Without the pictures, give the entries below again exactly as written.

===

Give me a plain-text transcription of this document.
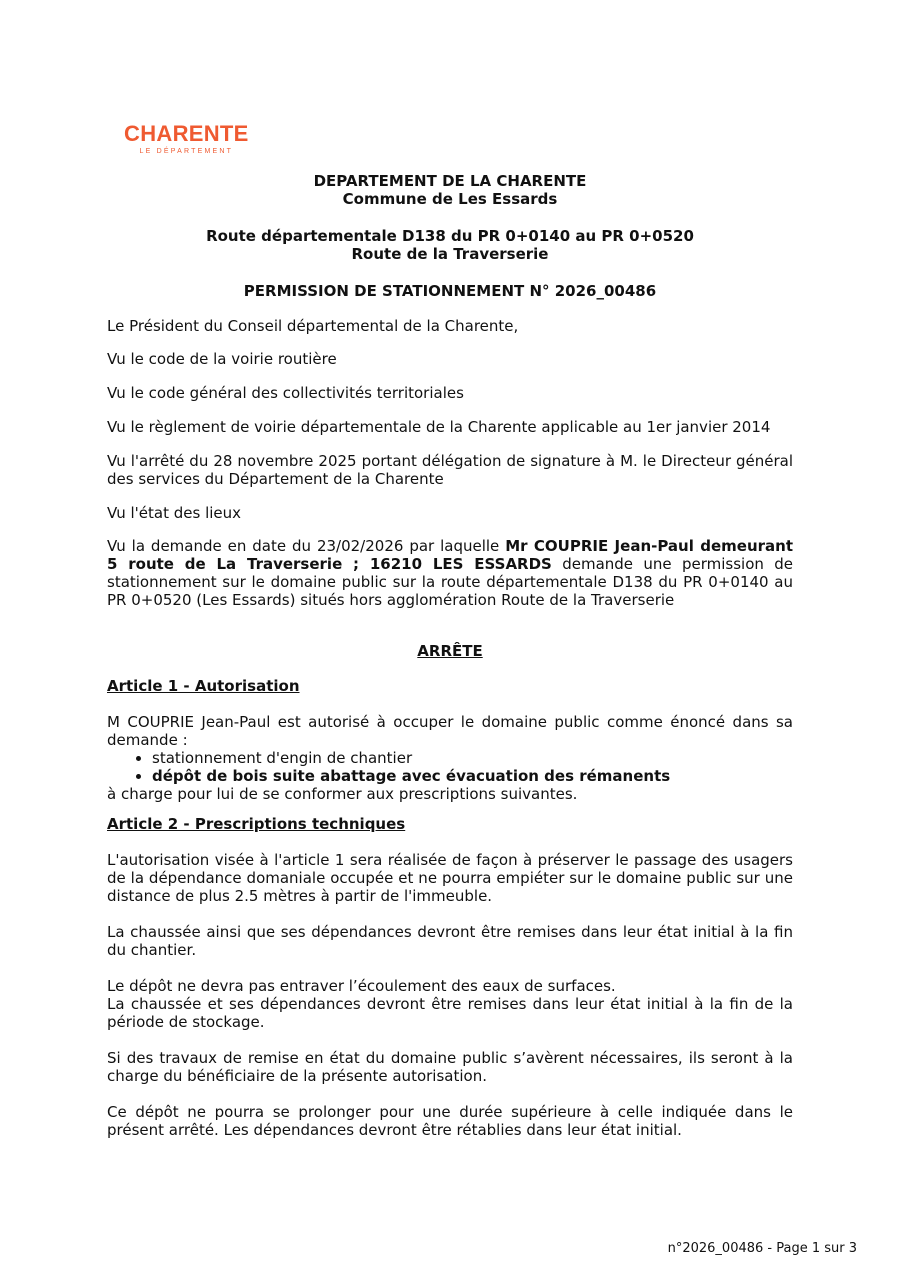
CHARENTE
LE DÉPARTEMENT

DEPARTEMENT DE LA CHARENTE

Commune de Les Essards

Route départementale D138 du PR 0+0140 au PR 0+0520

Route de la Traverserie

PERMISSION DE STATIONNEMENT N° 2026_00486

Le Président du Conseil départemental de la Charente,

Vu le code de la voirie routière

Vu le code général des collectivités territoriales

Vu le règlement de voirie départementale de la Charente applicable au 1er janvier 2014

Vu l'arrêté du 28 novembre 2025 portant délégation de signature à M. le Directeur général des services du Département de la Charente

Vu l'état des lieux

Vu la demande en date du 23/02/2026 par laquelle Mr COUPRIE Jean-Paul demeurant 5 route de La Traverserie ; 16210 LES ESSARDS demande une permission de stationnement sur le domaine public sur la route départementale D138 du PR 0+0140 au PR 0+0520 (Les Essards) situés hors agglomération Route de la Traverserie

ARRÊTE

Article 1 - Autorisation

M COUPRIE Jean-Paul est autorisé à occuper le domaine public comme énoncé dans sa demande :

• stationnement d'engin de chantier
• dépôt de bois suite abattage avec évacuation des rémanents

à charge pour lui de se conformer aux prescriptions suivantes.

Article 2 - Prescriptions techniques

L'autorisation visée à l'article 1 sera réalisée de façon à préserver le passage des usagers de la dépendance domaniale occupée et ne pourra empiéter sur le domaine public sur une distance de plus 2.5 mètres à partir de l'immeuble.

La chaussée ainsi que ses dépendances devront être remises dans leur état initial à la fin du chantier.

Le dépôt ne devra pas entraver l’écoulement des eaux de surfaces.

La chaussée et ses dépendances devront être remises dans leur état initial à la fin de la période de stockage.

Si des travaux de remise en état du domaine public s’avèrent nécessaires, ils seront à la charge du bénéficiaire de la présente autorisation.

Ce dépôt ne pourra se prolonger pour une durée supérieure à celle indiquée dans le présent arrêté. Les dépendances devront être rétablies dans leur état initial.

n°2026_00486 - Page 1 sur 3
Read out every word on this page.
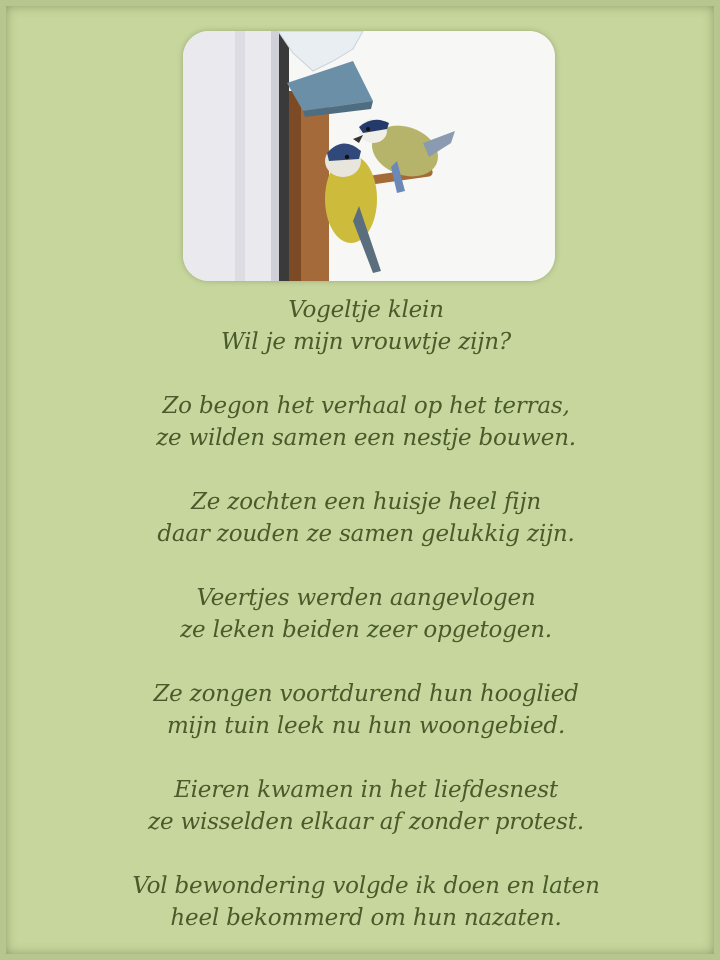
Vogeltje klein
Wil je mijn vrouwtje zijn?
Zo begon het verhaal op het terras,
ze wilden samen een nestje bouwen.
Ze zochten een huisje heel fijn
daar zouden ze samen gelukkig zijn.
Veertjes werden aangevlogen
ze leken beiden zeer opgetogen.
Ze zongen voortdurend hun hooglied
mijn tuin leek nu hun woongebied.
Eieren kwamen in het liefdesnest
ze wisselden elkaar af zonder protest.
Vol bewondering volgde ik doen en laten
heel bekommerd om hun nazaten.
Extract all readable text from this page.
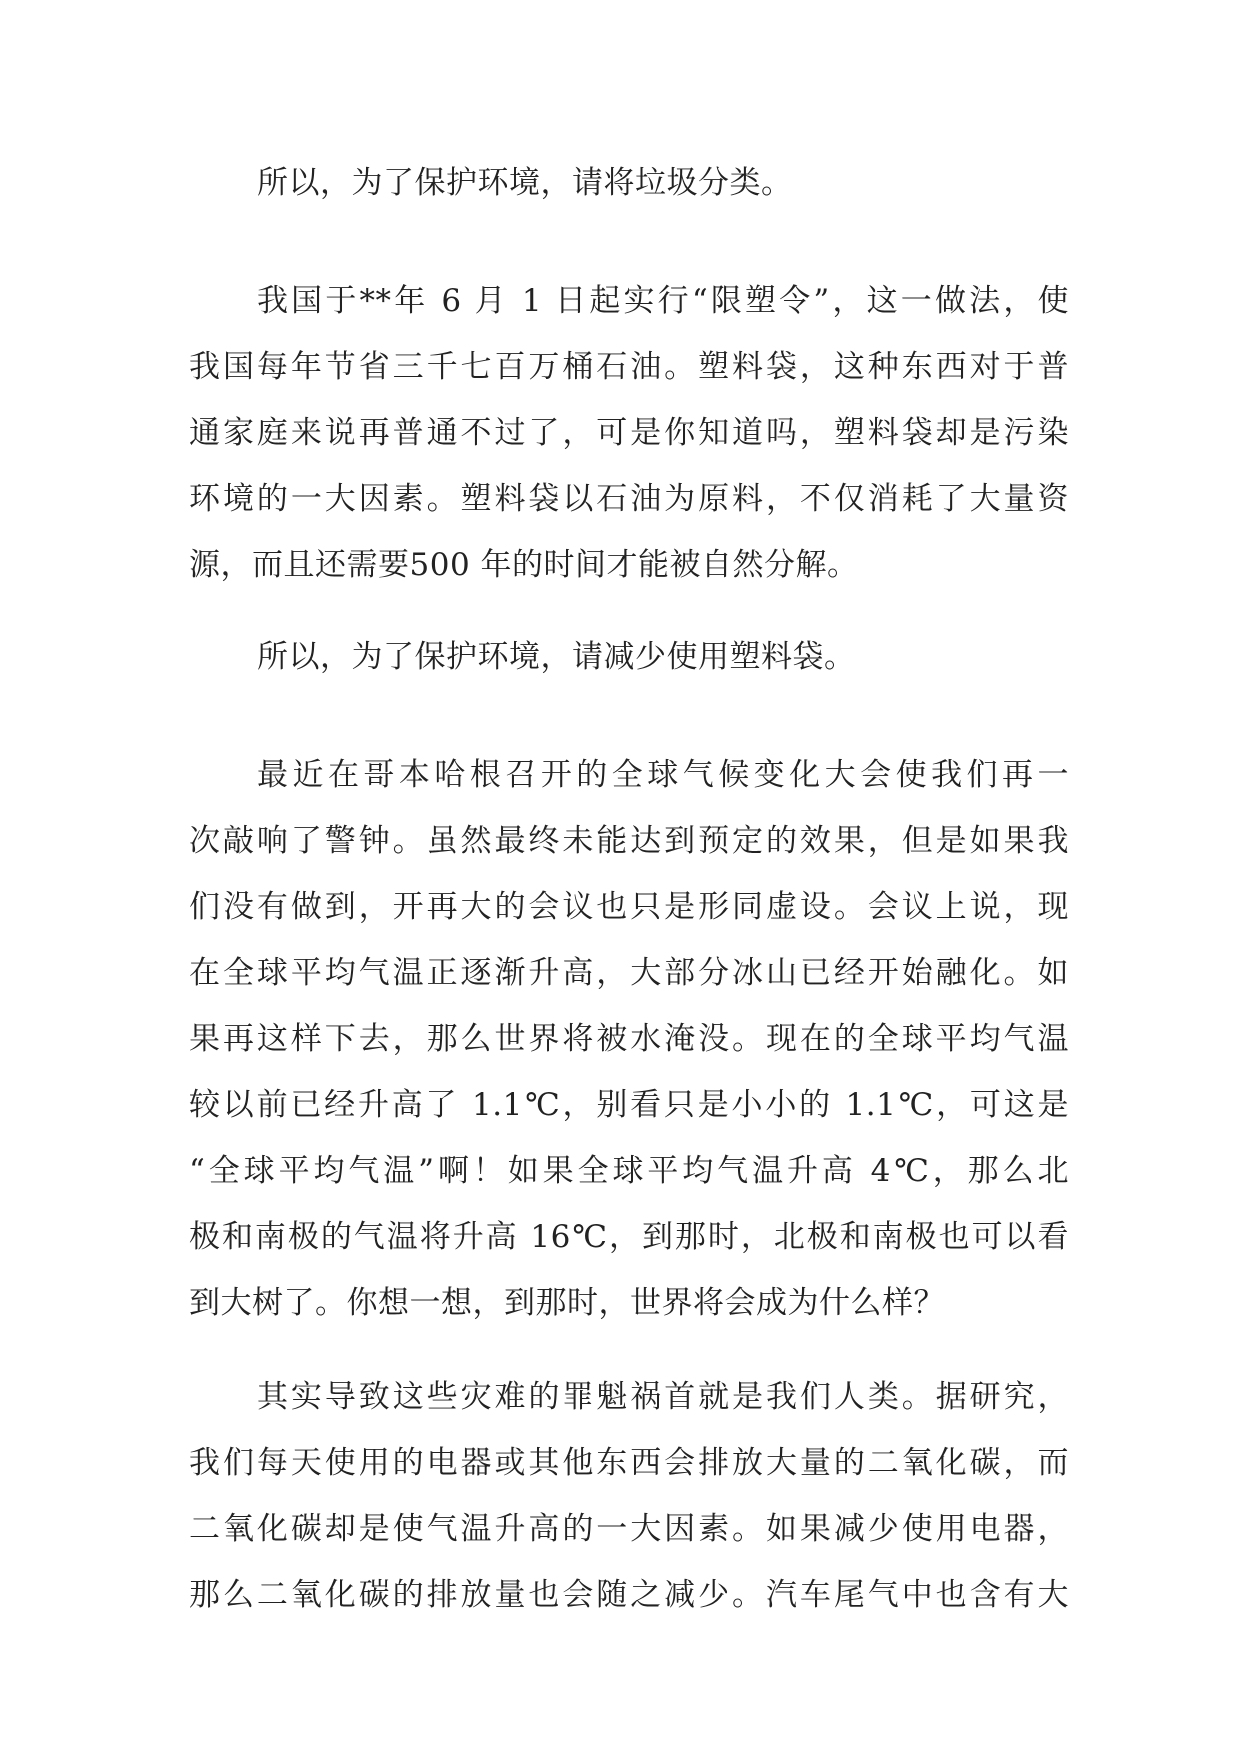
所以，为了保护环境，请将垃圾分类。
我国于**年 6 月 1 日起实行“限塑令”，这一做法，使
我国每年节省三千七百万桶石油。塑料袋，这种东西对于普
通家庭来说再普通不过了，可是你知道吗，塑料袋却是污染
环境的一大因素。塑料袋以石油为原料，不仅消耗了大量资
源，而且还需要500 年的时间才能被自然分解。
所以，为了保护环境，请减少使用塑料袋。
最近在哥本哈根召开的全球气候变化大会使我们再一
次敲响了警钟。虽然最终未能达到预定的效果，但是如果我
们没有做到，开再大的会议也只是形同虚设。会议上说，现
在全球平均气温正逐渐升高，大部分冰山已经开始融化。如
果再这样下去，那么世界将被水淹没。现在的全球平均气温
较以前已经升高了 1.1℃，别看只是小小的 1.1℃，可这是
“全球平均气温”啊！如果全球平均气温升高 4℃，那么北
极和南极的气温将升高 16℃，到那时，北极和南极也可以看
到大树了。你想一想，到那时，世界将会成为什么样？
其实导致这些灾难的罪魁祸首就是我们人类。据研究，
我们每天使用的电器或其他东西会排放大量的二氧化碳，而
二氧化碳却是使气温升高的一大因素。如果减少使用电器，
那么二氧化碳的排放量也会随之减少。汽车尾气中也含有大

===

§ **Completed exercise**
Give me a plain-text transcription of this document.
CHARENTE
LE DÉPARTEMENT

DEPARTEMENT DE LA CHARENTE

Commune de Les Essards

Route départementale D138 du PR 0+0140 au PR 0+0520

Route de la Traverserie

PERMISSION DE STATIONNEMENT N° 2026_00486

Le Président du Conseil départemental de la Charente,

Vu le code de la voirie routière

Vu le code général des collectivités territoriales

Vu le règlement de voirie départementale de la Charente applicable au 1er janvier 2014

Vu l'arrêté du 28 novembre 2025 portant délégation de signature à M. le Directeur général des services du Département de la Charente

Vu l'état des lieux

Vu la demande en date du 23/02/2026 par laquelle Mr COUPRIE Jean-Paul demeurant 5 route de La Traverserie ; 16210 LES ESSARDS demande une permission de stationnement sur le domaine public sur la route départementale D138 du PR 0+0140 au PR 0+0520 (Les Essards) situés hors agglomération Route de la Traverserie

ARRÊTE

Article 1 - Autorisation

M COUPRIE Jean-Paul est autorisé à occuper le domaine public comme énoncé dans sa demande :

• stationnement d'engin de chantier
• dépôt de bois suite abattage avec évacuation des rémanents

à charge pour lui de se conformer aux prescriptions suivantes.

Article 2 - Prescriptions techniques

L'autorisation visée à l'article 1 sera réalisée de façon à préserver le passage des usagers de la dépendance domaniale occupée et ne pourra empiéter sur le domaine public sur une distance de plus 2.5 mètres à partir de l'immeuble.

La chaussée ainsi que ses dépendances devront être remises dans leur état initial à la fin du chantier.

Le dépôt ne devra pas entraver l’écoulement des eaux de surfaces.

La chaussée et ses dépendances devront être remises dans leur état initial à la fin de la période de stockage.

Si des travaux de remise en état du domaine public s’avèrent nécessaires, ils seront à la charge du bénéficiaire de la présente autorisation.

Ce dépôt ne pourra se prolonger pour une durée supérieure à celle indiquée dans le présent arrêté. Les dépendances devront être rétablies dans leur état initial.

n°2026_00486 - Page 1 sur 3
Read out every word on this page.
Vogeltje klein
Wil je mijn vrouwtje zijn?
Zo begon het verhaal op het terras,
ze wilden samen een nestje bouwen.
Ze zochten een huisje heel fijn
daar zouden ze samen gelukkig zijn.
Veertjes werden aangevlogen
ze leken beiden zeer opgetogen.
Ze zongen voortdurend hun hooglied
mijn tuin leek nu hun woongebied.
Eieren kwamen in het liefdesnest
ze wisselden elkaar af zonder protest.
Vol bewondering volgde ik doen en laten
heel bekommerd om hun nazaten.
Extract all readable text from this page.
所以，为了保护环境，请将垃圾分类。
我国于**年 6 月 1 日起实行“限塑令”，这一做法，使
我国每年节省三千七百万桶石油。塑料袋，这种东西对于普
通家庭来说再普通不过了，可是你知道吗，塑料袋却是污染
环境的一大因素。塑料袋以石油为原料，不仅消耗了大量资
源，而且还需要500 年的时间才能被自然分解。
所以，为了保护环境，请减少使用塑料袋。
最近在哥本哈根召开的全球气候变化大会使我们再一
次敲响了警钟。虽然最终未能达到预定的效果，但是如果我
们没有做到，开再大的会议也只是形同虚设。会议上说，现
在全球平均气温正逐渐升高，大部分冰山已经开始融化。如
果再这样下去，那么世界将被水淹没。现在的全球平均气温
较以前已经升高了 1.1℃，别看只是小小的 1.1℃，可这是
“全球平均气温”啊！如果全球平均气温升高 4℃，那么北
极和南极的气温将升高 16℃，到那时，北极和南极也可以看
到大树了。你想一想，到那时，世界将会成为什么样？
其实导致这些灾难的罪魁祸首就是我们人类。据研究，
我们每天使用的电器或其他东西会排放大量的二氧化碳，而
二氧化碳却是使气温升高的一大因素。如果减少使用电器，
那么二氧化碳的排放量也会随之减少。汽车尾气中也含有大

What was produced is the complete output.